- [INSTRUCTIONS TO FOLLOW]
Reproduce the records below exactly as given.

- [RECORDED DATA]
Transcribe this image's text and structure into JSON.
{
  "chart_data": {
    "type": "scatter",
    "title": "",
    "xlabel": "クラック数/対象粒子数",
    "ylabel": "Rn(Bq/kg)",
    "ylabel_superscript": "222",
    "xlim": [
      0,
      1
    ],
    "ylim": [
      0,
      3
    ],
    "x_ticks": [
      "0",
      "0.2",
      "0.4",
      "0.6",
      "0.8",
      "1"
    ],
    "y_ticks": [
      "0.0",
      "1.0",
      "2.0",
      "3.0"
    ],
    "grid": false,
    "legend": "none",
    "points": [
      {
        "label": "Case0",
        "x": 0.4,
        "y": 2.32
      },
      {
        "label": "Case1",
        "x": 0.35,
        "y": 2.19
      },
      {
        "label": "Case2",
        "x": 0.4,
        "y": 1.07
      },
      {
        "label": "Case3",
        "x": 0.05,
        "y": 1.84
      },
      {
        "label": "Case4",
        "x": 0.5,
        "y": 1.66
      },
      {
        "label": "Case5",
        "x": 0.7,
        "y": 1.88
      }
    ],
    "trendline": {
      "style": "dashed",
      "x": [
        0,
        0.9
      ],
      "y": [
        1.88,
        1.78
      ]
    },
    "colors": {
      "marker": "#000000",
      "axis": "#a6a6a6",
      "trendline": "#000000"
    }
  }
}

- [REPLY]
Transcribe this image's text and structure into JSON.
{
  "chart_data": {
    "type": "scatter",
    "title": "",
    "xlabel": "クラック数/対象粒子数",
    "ylabel": "Rn(Bq/kg)",
    "ylabel_superscript": "222",
    "xlim": [
      0,
      1
    ],
    "ylim": [
      0,
      3
    ],
    "x_ticks": [
      "0",
      "0.2",
      "0.4",
      "0.6",
      "0.8",
      "1"
    ],
    "y_ticks": [
      "0.0",
      "1.0",
      "2.0",
      "3.0"
    ],
    "grid": false,
    "legend": "none",
    "points": [
      {
        "label": "Case0",
        "x": 0.4,
        "y": 2.32
      },
      {
        "label": "Case1",
        "x": 0.35,
        "y": 2.19
      },
      {
        "label": "Case2",
        "x": 0.4,
        "y": 1.07
      },
      {
        "label": "Case3",
        "x": 0.05,
        "y": 1.84
      },
      {
        "label": "Case4",
        "x": 0.5,
        "y": 1.66
      },
      {
        "label": "Case5",
        "x": 0.7,
        "y": 1.88
      }
    ],
    "trendline": {
      "style": "dashed",
      "x": [
        0,
        0.9
      ],
      "y": [
        1.88,
        1.78
      ]
    },
    "colors": {
      "marker": "#000000",
      "axis": "#a6a6a6",
      "trendline": "#000000"
    }
  }
}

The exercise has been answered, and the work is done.